### YOUR INSTRUCTIONS
Look through the listing and locate every line containing the word "this"; copy those lines.

(Part of a data file)

--------

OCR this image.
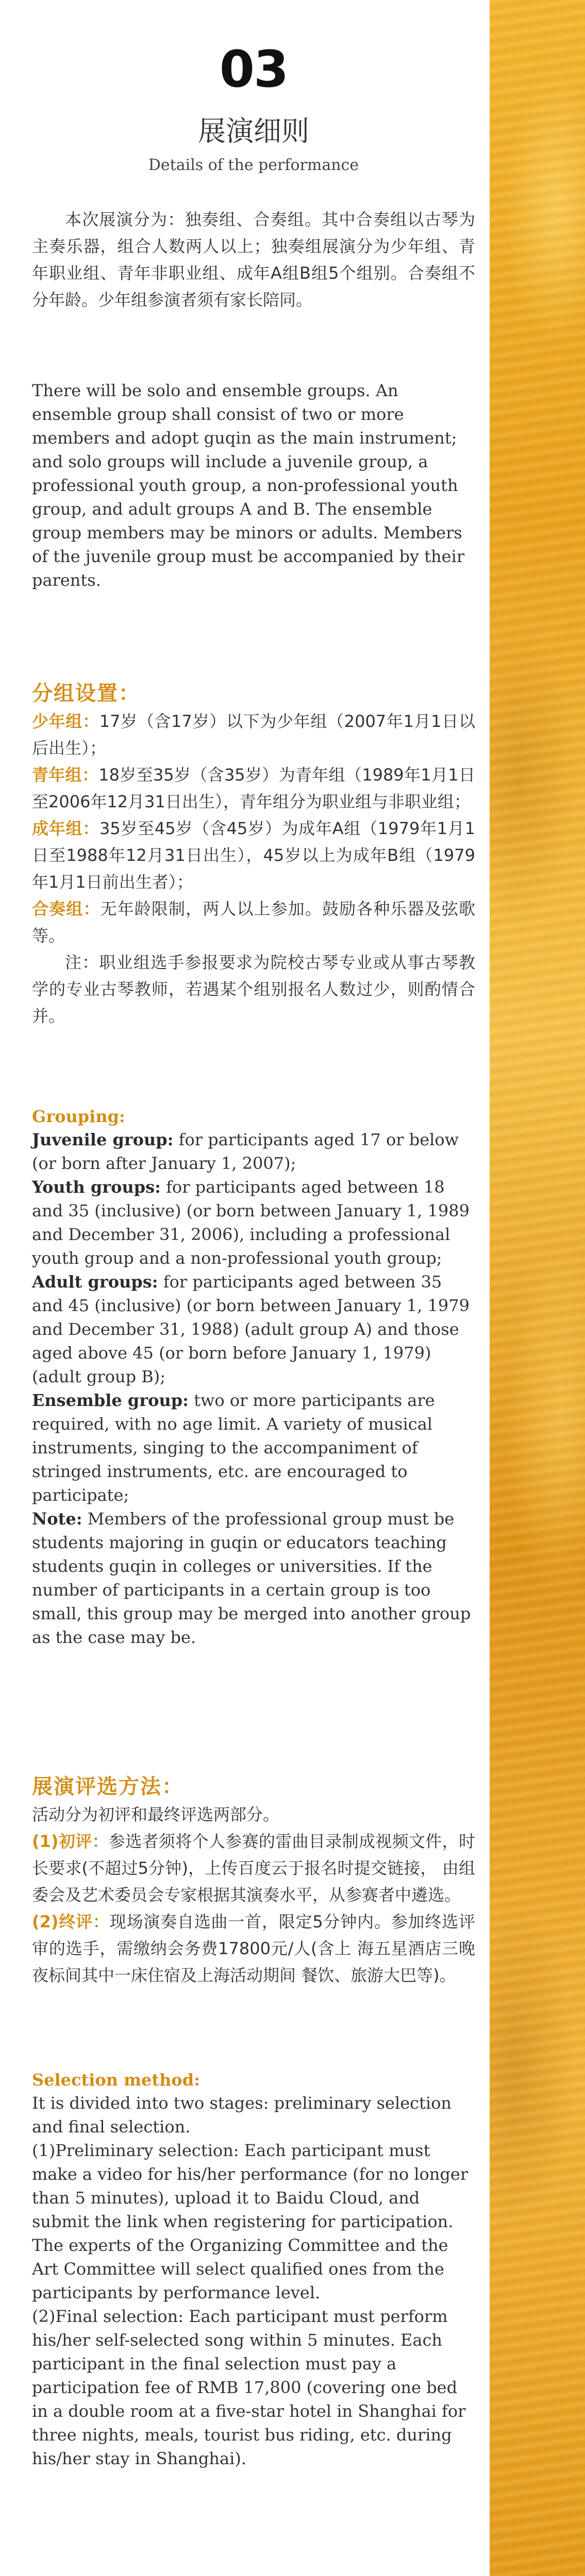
03
展演细则
Details of the performance

本次展演分为：独奏组、合奏组。其中合奏组以古琴为主奏乐器，组合人数两人以上；独奏组展演分为少年组、青年职业组、青年非职业组、成年A组B组5个组别。合奏组不分年龄。少年组参演者须有家长陪同。

There will be solo and ensemble groups. An ensemble group shall consist of two or more members and adopt guqin as the main instrument; and solo groups will include a juvenile group, a professional youth group, a non-professional youth group, and adult groups A and B. The ensemble group members may be minors or adults. Members of the juvenile group must be accompanied by their parents.

分组设置：

少年组：17岁（含17岁）以下为少年组（2007年1月1日以后出生）；

青年组：18岁至35岁（含35岁）为青年组（1989年1月1日至2006年12月31日出生），青年组分为职业组与非职业组；

成年组：35岁至45岁（含45岁）为成年A组（1979年1月1日至1988年12月31日出生），45岁以上为成年B组（1979年1月1日前出生者）；

合奏组：无年龄限制，两人以上参加。鼓励各种乐器及弦歌等。

注：职业组选手参报要求为院校古琴专业或从事古琴教学的专业古琴教师，若遇某个组别报名人数过少，则酌情合并。

Grouping:

Juvenile group: for participants aged 17 or below (or born after January 1, 2007);

Youth groups: for participants aged between 18 and 35 (inclusive) (or born between January 1, 1989 and December 31, 2006), including a professional youth group and a non-professional youth group;

Adult groups: for participants aged between 35 and 45 (inclusive) (or born between January 1, 1979 and December 31, 1988) (adult group A) and those aged above 45 (or born before January 1, 1979) (adult group B);

Ensemble group: two or more participants are required, with no age limit. A variety of musical instruments, singing to the accompaniment of stringed instruments, etc. are encouraged to participate;

Note: Members of the professional group must be students majoring in guqin or educators teaching students guqin in colleges or universities. If the number of participants in a certain group is too small, this group may be merged into another group as the case may be.

展演评选方法：

活动分为初评和最终评选两部分。

(1)初评：参选者须将个人参赛的雷曲目录制成视频文件，时长要求(不超过5分钟)，上传百度云于报名时提交链接， 由组委会及艺术委员会专家根据其演奏水平，从参赛者中遴选。

(2)终评：现场演奏自选曲一首，限定5分钟内。参加终选评审的选手，需缴纳会务费17800元/人(含上 海五星酒店三晚夜标间其中一床住宿及上海活动期间 餐饮、旅游大巴等)。

Selection method:

It is divided into two stages: preliminary selection and final selection.

(1)Preliminary selection: Each participant must make a video for his/her performance (for no longer than 5 minutes), upload it to Baidu Cloud, and submit the link when registering for participation. The experts of the Organizing Committee and the Art Committee will select qualified ones from the participants by performance level.

(2)Final selection: Each participant must perform his/her self-selected song within 5 minutes. Each participant in the final selection must pay a participation fee of RMB 17,800 (covering one bed in a double room at a five-star hotel in Shanghai for three nights, meals, tourist bus riding, etc. during his/her stay in Shanghai).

--------

### WORKED SOLUTION
OCR this image.
Note: Members of the professional group must be students majoring in guqin or educators teaching students guqin in colleges or universities. If the number of participants in a certain group is too small, this group may be merged into another group as the case may be.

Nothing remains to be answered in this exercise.